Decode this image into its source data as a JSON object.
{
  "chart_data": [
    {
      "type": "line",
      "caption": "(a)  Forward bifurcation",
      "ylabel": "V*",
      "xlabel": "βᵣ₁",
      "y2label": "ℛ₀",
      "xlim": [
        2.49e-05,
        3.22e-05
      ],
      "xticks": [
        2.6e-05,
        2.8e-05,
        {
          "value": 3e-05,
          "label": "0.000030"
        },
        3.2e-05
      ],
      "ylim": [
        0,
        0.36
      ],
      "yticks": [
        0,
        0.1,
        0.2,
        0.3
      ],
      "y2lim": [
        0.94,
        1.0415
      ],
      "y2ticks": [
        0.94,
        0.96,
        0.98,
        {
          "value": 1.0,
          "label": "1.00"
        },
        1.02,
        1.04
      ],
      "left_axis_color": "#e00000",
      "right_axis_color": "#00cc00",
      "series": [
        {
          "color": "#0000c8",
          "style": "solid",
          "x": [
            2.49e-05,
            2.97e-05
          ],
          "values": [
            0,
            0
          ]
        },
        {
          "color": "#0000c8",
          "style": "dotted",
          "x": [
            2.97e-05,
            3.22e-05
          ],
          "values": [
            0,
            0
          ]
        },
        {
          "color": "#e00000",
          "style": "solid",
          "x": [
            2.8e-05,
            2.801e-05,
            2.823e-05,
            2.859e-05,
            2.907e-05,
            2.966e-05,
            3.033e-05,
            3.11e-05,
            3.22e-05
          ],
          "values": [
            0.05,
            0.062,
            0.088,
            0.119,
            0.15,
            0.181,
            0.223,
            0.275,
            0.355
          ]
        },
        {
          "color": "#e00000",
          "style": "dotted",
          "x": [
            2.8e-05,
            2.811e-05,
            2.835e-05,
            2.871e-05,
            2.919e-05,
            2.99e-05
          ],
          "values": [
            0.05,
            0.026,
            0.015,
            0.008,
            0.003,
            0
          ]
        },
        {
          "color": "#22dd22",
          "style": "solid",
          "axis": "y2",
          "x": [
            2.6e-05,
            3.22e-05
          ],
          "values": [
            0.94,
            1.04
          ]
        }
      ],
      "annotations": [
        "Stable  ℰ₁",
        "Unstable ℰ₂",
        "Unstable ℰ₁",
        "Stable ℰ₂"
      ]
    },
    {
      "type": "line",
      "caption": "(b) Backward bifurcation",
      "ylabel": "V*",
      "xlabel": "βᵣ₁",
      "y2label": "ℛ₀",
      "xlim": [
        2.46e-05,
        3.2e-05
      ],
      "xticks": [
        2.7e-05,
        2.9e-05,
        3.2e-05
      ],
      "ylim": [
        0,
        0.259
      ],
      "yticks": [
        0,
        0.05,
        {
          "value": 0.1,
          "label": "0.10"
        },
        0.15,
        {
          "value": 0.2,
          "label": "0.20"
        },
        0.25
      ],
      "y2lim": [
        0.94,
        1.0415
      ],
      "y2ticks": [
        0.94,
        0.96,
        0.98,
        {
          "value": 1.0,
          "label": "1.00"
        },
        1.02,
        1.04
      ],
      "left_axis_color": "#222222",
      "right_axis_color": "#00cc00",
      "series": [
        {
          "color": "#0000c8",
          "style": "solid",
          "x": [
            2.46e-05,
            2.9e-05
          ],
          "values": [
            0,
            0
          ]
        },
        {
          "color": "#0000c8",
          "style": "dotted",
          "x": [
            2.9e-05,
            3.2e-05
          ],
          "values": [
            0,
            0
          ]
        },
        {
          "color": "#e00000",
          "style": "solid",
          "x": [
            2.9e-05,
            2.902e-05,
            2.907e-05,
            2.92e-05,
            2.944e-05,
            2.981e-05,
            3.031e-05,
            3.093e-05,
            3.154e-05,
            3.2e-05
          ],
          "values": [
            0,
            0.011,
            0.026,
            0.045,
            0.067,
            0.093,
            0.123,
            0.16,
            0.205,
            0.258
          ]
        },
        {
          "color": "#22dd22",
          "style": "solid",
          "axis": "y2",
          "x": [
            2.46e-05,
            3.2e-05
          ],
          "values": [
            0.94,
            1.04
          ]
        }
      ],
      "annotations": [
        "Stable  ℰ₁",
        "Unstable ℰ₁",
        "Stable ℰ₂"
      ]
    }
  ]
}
=-=-=-=-=
To be done – Transcribe every entry exactly.

Exercise answer –
Decode this image into its source data as a JSON object.
{
  "chart_data": [
    {
      "type": "line",
      "caption": "(a)  Forward bifurcation",
      "ylabel": "V*",
      "xlabel": "βᵣ₁",
      "y2label": "ℛ₀",
      "xlim": [
        2.49e-05,
        3.22e-05
      ],
      "xticks": [
        2.6e-05,
        2.8e-05,
        {
          "value": 3e-05,
          "label": "0.000030"
        },
        3.2e-05
      ],
      "ylim": [
        0,
        0.36
      ],
      "yticks": [
        0,
        0.1,
        0.2,
        0.3
      ],
      "y2lim": [
        0.94,
        1.0415
      ],
      "y2ticks": [
        0.94,
        0.96,
        0.98,
        {
          "value": 1.0,
          "label": "1.00"
        },
        1.02,
        1.04
      ],
      "left_axis_color": "#e00000",
      "right_axis_color": "#00cc00",
      "series": [
        {
          "color": "#0000c8",
          "style": "solid",
          "x": [
            2.49e-05,
            2.97e-05
          ],
          "values": [
            0,
            0
          ]
        },
        {
          "color": "#0000c8",
          "style": "dotted",
          "x": [
            2.97e-05,
            3.22e-05
          ],
          "values": [
            0,
            0
          ]
        },
        {
          "color": "#e00000",
          "style": "solid",
          "x": [
            2.8e-05,
            2.801e-05,
            2.823e-05,
            2.859e-05,
            2.907e-05,
            2.966e-05,
            3.033e-05,
            3.11e-05,
            3.22e-05
          ],
          "values": [
            0.05,
            0.062,
            0.088,
            0.119,
            0.15,
            0.181,
            0.223,
            0.275,
            0.355
          ]
        },
        {
          "color": "#e00000",
          "style": "dotted",
          "x": [
            2.8e-05,
            2.811e-05,
            2.835e-05,
            2.871e-05,
            2.919e-05,
            2.99e-05
          ],
          "values": [
            0.05,
            0.026,
            0.015,
            0.008,
            0.003,
            0
          ]
        },
        {
          "color": "#22dd22",
          "style": "solid",
          "axis": "y2",
          "x": [
            2.6e-05,
            3.22e-05
          ],
          "values": [
            0.94,
            1.04
          ]
        }
      ],
      "annotations": [
        "Stable  ℰ₁",
        "Unstable ℰ₂",
        "Unstable ℰ₁",
        "Stable ℰ₂"
      ]
    },
    {
      "type": "line",
      "caption": "(b) Backward bifurcation",
      "ylabel": "V*",
      "xlabel": "βᵣ₁",
      "y2label": "ℛ₀",
      "xlim": [
        2.46e-05,
        3.2e-05
      ],
      "xticks": [
        2.7e-05,
        2.9e-05,
        3.2e-05
      ],
      "ylim": [
        0,
        0.259
      ],
      "yticks": [
        0,
        0.05,
        {
          "value": 0.1,
          "label": "0.10"
        },
        0.15,
        {
          "value": 0.2,
          "label": "0.20"
        },
        0.25
      ],
      "y2lim": [
        0.94,
        1.0415
      ],
      "y2ticks": [
        0.94,
        0.96,
        0.98,
        {
          "value": 1.0,
          "label": "1.00"
        },
        1.02,
        1.04
      ],
      "left_axis_color": "#222222",
      "right_axis_color": "#00cc00",
      "series": [
        {
          "color": "#0000c8",
          "style": "solid",
          "x": [
            2.46e-05,
            2.9e-05
          ],
          "values": [
            0,
            0
          ]
        },
        {
          "color": "#0000c8",
          "style": "dotted",
          "x": [
            2.9e-05,
            3.2e-05
          ],
          "values": [
            0,
            0
          ]
        },
        {
          "color": "#e00000",
          "style": "solid",
          "x": [
            2.9e-05,
            2.902e-05,
            2.907e-05,
            2.92e-05,
            2.944e-05,
            2.981e-05,
            3.031e-05,
            3.093e-05,
            3.154e-05,
            3.2e-05
          ],
          "values": [
            0,
            0.011,
            0.026,
            0.045,
            0.067,
            0.093,
            0.123,
            0.16,
            0.205,
            0.258
          ]
        },
        {
          "color": "#22dd22",
          "style": "solid",
          "axis": "y2",
          "x": [
            2.46e-05,
            3.2e-05
          ],
          "values": [
            0.94,
            1.04
          ]
        }
      ],
      "annotations": [
        "Stable  ℰ₁",
        "Unstable ℰ₁",
        "Stable ℰ₂"
      ]
    }
  ]
}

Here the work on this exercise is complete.